▶ **Goal**: Work out how many lines include "проекта" and answer with that number only.

▶ **Dataset entries**:
━━━━━━━━━━━━━━━━━━━━

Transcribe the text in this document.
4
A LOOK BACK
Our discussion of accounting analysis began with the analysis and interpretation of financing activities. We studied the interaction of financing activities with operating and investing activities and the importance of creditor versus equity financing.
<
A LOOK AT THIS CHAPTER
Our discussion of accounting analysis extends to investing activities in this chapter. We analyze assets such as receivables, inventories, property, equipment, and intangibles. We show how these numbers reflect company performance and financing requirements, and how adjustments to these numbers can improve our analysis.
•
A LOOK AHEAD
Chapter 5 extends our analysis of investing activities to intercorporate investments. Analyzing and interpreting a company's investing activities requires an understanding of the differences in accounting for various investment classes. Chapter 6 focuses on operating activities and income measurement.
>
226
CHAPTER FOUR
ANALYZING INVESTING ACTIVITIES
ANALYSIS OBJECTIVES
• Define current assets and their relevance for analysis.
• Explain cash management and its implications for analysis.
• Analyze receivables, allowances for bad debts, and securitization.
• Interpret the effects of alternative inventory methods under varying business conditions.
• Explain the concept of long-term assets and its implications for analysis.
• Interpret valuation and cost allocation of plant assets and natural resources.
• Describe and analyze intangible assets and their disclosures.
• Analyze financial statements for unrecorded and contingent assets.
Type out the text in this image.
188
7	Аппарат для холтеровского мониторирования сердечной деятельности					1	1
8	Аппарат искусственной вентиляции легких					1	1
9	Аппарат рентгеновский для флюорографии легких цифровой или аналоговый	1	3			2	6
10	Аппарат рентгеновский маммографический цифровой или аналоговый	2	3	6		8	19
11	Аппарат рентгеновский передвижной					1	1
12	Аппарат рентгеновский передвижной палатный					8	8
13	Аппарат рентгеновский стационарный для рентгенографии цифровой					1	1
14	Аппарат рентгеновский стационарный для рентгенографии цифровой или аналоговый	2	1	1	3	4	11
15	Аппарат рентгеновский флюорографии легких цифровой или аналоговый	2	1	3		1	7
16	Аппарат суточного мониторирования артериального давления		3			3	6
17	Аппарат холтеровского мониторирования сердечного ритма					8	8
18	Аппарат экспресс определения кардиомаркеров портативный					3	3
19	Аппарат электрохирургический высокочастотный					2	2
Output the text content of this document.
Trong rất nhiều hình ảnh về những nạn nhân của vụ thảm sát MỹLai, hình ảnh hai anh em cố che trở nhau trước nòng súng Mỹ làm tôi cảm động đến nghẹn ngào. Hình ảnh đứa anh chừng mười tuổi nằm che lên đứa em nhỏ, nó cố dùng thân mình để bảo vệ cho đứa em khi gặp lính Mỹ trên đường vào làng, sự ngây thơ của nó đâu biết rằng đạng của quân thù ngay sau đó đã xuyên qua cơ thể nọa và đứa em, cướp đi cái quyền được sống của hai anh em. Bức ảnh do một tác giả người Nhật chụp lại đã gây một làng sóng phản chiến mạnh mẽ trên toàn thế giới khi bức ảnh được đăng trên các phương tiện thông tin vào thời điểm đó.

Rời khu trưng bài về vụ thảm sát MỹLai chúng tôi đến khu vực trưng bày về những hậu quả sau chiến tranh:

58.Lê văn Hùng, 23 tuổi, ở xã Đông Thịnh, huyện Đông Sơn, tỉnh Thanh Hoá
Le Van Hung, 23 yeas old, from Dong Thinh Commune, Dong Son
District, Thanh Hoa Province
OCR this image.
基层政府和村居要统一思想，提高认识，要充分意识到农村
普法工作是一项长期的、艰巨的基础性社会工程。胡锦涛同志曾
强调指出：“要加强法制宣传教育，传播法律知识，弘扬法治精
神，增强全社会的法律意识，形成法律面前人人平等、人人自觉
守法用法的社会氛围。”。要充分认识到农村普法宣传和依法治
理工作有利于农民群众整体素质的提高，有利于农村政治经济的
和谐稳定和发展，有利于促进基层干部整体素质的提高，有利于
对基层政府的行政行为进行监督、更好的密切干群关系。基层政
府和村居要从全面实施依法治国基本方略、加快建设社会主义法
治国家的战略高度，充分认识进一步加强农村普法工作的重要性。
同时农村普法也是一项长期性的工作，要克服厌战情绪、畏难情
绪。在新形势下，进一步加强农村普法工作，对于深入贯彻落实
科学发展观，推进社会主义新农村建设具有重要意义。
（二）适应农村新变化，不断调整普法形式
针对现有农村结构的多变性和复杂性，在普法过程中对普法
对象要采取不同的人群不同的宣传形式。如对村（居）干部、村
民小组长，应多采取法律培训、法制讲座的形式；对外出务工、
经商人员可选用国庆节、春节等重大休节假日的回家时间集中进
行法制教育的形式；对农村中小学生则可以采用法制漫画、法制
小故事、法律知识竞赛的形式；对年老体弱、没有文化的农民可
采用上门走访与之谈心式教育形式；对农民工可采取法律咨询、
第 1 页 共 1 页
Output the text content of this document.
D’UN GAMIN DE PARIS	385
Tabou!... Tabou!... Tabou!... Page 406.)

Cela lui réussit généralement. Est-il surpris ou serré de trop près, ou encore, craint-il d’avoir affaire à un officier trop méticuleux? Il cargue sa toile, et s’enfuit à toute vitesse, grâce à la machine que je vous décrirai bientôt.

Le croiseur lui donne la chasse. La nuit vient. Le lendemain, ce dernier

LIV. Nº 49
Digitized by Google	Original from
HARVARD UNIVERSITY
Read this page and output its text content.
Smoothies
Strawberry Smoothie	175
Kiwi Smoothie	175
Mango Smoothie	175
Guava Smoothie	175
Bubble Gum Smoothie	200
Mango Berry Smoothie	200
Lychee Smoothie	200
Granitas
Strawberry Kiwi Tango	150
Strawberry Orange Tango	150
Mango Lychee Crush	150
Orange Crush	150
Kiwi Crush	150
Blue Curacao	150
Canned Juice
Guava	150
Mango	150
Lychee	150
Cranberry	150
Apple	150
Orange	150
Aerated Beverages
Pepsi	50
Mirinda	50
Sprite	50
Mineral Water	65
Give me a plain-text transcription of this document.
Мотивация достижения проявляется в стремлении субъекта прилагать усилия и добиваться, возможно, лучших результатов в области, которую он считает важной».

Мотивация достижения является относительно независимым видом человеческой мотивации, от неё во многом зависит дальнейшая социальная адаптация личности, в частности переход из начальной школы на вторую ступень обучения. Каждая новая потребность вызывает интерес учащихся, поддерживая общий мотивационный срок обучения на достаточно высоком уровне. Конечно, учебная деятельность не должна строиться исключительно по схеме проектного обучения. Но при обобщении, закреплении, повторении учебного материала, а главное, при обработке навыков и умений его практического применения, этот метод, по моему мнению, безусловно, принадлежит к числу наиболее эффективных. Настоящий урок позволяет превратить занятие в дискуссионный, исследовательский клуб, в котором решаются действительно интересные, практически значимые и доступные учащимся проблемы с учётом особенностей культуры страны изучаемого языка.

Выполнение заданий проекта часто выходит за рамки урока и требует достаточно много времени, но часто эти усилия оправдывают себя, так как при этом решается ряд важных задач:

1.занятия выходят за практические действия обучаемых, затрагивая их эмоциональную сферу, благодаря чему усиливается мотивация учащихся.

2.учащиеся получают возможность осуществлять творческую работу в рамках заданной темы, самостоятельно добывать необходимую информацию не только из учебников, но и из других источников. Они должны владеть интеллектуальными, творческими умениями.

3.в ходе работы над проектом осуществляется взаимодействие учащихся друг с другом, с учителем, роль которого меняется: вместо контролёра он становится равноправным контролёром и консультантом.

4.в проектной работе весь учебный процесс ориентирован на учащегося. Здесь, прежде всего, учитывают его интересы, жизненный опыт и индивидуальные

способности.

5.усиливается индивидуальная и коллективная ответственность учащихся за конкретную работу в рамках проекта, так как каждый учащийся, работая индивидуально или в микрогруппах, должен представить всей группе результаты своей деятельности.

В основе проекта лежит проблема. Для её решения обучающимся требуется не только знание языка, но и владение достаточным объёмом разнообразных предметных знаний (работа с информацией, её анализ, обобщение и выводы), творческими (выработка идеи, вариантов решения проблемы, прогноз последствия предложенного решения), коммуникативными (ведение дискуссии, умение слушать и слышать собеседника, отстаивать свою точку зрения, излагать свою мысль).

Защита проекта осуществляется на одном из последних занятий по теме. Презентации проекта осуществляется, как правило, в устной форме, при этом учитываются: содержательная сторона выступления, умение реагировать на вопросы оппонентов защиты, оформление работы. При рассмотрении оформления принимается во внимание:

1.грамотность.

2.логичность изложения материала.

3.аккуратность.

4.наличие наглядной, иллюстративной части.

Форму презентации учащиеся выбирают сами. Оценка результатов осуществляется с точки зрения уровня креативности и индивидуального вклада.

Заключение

━━━━━━━━━━━━━━━━━━━━

▶ **Solution to this problem**: 4